#### Data for this exercise ####

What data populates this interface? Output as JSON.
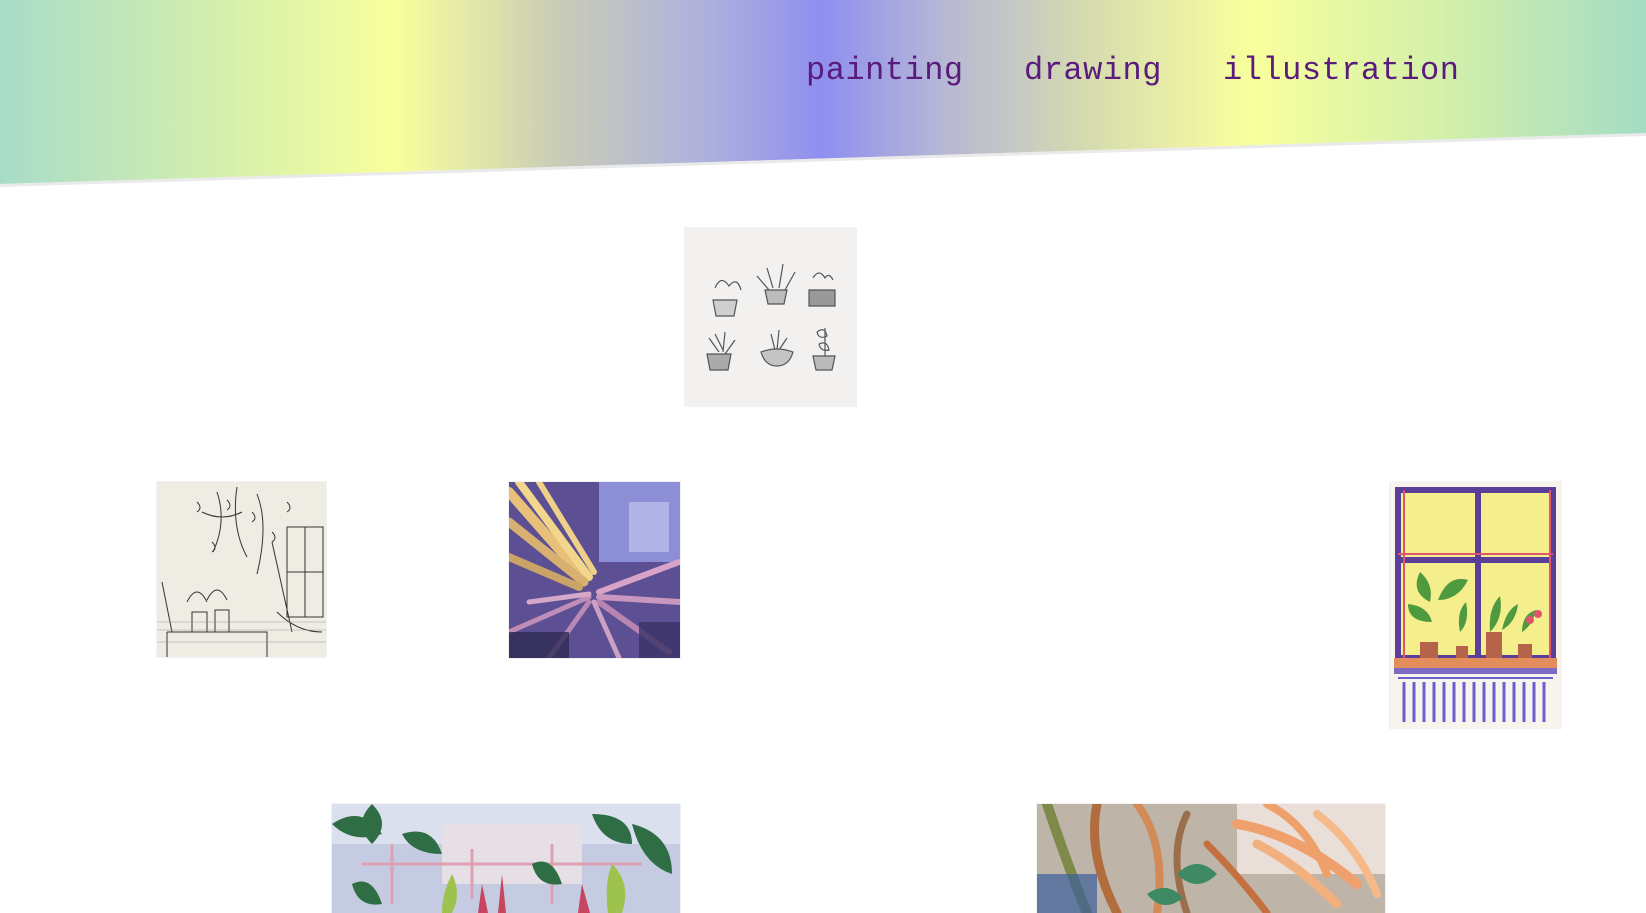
{
  "nav": {
    "painting": "painting",
    "drawing": "drawing",
    "illustration": "illustration"
  },
  "colors": {
    "nav_text": "#5a1b7c",
    "gradient_teal": "#a8dcc8",
    "gradient_yellow": "#f8ff9c",
    "gradient_violet": "#8f8ff0"
  },
  "gallery": [
    {
      "kind": "pencil drawing of six potted plants"
    },
    {
      "kind": "ink drawing of plants by a window"
    },
    {
      "kind": "painting of purple and yellow palm leaves"
    },
    {
      "kind": "marker illustration of a window with potted plants"
    },
    {
      "kind": "painting of tropical leaves with pale sky"
    },
    {
      "kind": "painting of orange palm fronds"
    }
  ]
}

####

- What to work on
Copy the entries above faithfully and omit every image.

- Full output
What data populates this interface? Output as JSON.
{
  "nav": {
    "painting": "painting",
    "drawing": "drawing",
    "illustration": "illustration"
  },
  "colors": {
    "nav_text": "#5a1b7c",
    "gradient_teal": "#a8dcc8",
    "gradient_yellow": "#f8ff9c",
    "gradient_violet": "#8f8ff0"
  },
  "gallery": [
    {
      "kind": "pencil drawing of six potted plants"
    },
    {
      "kind": "ink drawing of plants by a window"
    },
    {
      "kind": "painting of purple and yellow palm leaves"
    },
    {
      "kind": "marker illustration of a window with potted plants"
    },
    {
      "kind": "painting of tropical leaves with pale sky"
    },
    {
      "kind": "painting of orange palm fronds"
    }
  ]
}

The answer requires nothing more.